• DOCUMENT PASSAGE:
>>

Effects of simvastatin on the metabolism of polyunsaturated fatty acids and on glycerolipid, cholesterol, and de novo lipid synthesis in THP-1 cells

Abstract

In the monocytic THP-1 cells, the 3-hydroxy-3-methylglutaryl-coenzyme A (HMG-CoA) reductase inhibitor simvastatin (5 microM) enhances the conversion of exogenous linoleic (18:2 n-6) and eicosapentaenoic (20:5 n-3) acids to their long-chain polyunsaturated fatty acid (LC-PUFA) derivatives, and this effect is associated with changes in the desaturation steps. In addition, formation of monounsaturated fatty acids from endogenously synthesized precursors is increased. These metabolic changes lead to elevated LC-PUFA and fatty acid (FA) unsaturation in cells. The effects of simvastatin on FA metabolism are associated with increased synthesis of triglycerides from glycerol. The dose-effect relationships for the activity of simvastatin on total linoleic acid (LA) conversion and cholesterol synthesis reveal that enhancement of PUFA metabolism is already maximal at 0.5 microM simvastatin, whereas cholesterol synthesis is further inhibited by concentrations of simvastatin up to 5 microM. The effects of 5 microM simvastatin on PUFA metabolism are partially prevented by mevalonate (1 mM) and geranylgeraniol (5 microM) but not by farnesol (10 microM). These data indicate that HMG-CoA inhibitors have profound effects on PUFA metabolism, and that the pathways for cholesterol and PUFA synthesis are mutually modulated.

<<

• DATASET EXTRACT:

>>

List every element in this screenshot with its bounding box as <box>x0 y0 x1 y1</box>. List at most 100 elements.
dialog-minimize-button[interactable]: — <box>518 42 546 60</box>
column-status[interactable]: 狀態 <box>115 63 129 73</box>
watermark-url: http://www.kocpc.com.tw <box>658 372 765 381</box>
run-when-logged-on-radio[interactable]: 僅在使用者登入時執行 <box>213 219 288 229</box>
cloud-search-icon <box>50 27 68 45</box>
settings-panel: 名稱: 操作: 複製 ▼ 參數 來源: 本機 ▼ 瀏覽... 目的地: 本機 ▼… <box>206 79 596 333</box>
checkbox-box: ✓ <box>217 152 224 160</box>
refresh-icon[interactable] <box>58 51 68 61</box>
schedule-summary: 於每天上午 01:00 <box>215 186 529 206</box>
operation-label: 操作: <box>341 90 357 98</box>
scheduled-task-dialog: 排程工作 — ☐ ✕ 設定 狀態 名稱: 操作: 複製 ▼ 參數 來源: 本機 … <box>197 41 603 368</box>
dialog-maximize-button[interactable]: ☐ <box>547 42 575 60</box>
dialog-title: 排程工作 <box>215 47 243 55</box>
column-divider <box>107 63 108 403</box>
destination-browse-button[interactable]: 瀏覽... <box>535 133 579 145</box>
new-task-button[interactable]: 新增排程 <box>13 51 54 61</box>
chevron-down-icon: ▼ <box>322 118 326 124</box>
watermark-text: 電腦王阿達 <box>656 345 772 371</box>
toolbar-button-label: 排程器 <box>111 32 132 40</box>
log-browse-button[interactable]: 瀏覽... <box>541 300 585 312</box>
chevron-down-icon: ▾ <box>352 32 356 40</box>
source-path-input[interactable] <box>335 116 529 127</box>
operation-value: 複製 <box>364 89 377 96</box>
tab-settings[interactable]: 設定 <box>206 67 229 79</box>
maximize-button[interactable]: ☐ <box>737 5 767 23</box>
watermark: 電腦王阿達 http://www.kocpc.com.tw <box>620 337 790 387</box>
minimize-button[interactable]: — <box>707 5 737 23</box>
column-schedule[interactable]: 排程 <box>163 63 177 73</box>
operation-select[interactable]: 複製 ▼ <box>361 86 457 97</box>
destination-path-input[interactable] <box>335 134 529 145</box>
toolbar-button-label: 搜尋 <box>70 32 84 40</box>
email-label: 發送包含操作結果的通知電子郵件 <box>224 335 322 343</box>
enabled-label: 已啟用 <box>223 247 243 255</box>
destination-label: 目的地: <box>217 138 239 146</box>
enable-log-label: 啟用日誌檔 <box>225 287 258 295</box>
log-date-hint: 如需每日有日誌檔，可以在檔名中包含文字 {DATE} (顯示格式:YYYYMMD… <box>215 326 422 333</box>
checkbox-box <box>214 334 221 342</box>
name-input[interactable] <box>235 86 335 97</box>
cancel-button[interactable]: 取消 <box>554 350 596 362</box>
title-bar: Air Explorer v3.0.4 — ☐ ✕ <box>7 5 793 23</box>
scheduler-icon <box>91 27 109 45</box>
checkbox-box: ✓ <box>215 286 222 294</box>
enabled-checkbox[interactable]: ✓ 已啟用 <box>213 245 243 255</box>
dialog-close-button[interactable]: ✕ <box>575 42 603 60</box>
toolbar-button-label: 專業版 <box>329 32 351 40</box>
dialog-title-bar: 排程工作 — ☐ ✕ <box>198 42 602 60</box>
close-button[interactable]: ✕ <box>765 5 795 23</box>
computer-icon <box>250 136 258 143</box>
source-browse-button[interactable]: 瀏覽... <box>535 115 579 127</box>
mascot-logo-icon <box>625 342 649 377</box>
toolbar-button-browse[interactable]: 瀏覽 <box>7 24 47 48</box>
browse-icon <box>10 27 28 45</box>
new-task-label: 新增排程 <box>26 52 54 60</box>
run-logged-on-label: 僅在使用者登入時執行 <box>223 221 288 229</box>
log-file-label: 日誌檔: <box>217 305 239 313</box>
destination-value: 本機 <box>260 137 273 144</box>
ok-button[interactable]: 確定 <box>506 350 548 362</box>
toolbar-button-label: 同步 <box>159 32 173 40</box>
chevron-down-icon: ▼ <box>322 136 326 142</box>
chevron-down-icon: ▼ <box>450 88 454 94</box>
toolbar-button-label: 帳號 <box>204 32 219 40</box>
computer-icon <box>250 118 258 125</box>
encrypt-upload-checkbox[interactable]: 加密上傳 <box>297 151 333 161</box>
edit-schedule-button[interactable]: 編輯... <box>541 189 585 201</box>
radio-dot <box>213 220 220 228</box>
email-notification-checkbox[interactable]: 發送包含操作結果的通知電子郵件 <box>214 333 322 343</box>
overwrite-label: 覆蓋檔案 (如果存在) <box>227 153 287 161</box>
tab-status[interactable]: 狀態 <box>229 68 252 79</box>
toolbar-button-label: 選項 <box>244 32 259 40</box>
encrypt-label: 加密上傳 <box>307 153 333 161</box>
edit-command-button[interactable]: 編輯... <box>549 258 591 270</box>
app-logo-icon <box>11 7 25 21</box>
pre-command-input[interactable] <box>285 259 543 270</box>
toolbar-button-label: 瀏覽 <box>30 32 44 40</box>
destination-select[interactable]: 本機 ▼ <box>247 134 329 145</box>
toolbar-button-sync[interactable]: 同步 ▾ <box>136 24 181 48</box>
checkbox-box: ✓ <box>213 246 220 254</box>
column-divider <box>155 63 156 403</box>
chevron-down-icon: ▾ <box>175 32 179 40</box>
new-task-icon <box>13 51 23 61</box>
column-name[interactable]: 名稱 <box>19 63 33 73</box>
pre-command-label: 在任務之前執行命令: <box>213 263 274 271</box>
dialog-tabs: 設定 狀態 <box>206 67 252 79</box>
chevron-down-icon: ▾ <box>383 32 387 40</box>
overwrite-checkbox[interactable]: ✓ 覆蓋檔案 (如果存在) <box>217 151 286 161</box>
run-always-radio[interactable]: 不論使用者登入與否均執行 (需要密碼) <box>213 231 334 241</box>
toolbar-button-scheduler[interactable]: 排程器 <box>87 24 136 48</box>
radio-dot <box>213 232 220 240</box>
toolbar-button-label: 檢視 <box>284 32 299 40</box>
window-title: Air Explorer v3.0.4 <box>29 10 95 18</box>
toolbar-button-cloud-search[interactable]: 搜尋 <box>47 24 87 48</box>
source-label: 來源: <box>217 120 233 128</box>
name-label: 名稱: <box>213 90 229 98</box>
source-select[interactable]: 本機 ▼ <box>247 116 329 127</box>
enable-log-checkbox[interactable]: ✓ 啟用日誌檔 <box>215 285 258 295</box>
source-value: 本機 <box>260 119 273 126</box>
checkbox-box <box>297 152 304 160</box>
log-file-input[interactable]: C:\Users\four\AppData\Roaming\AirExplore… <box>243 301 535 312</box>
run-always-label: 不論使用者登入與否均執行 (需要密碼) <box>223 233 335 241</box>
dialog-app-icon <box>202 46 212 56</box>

<<

• AIM OF THE TASK: List each abbreviation that the simvastatin abstract introduces in parentheses, along with the full term it stands for.

• THE ANSWER:
- HMG-CoA: 3-hydroxy-3-methylglutaryl-coenzyme A
- LC-PUFA: long-chain polyunsaturated fatty acid
- FA: fatty acid
- LA: linoleic acid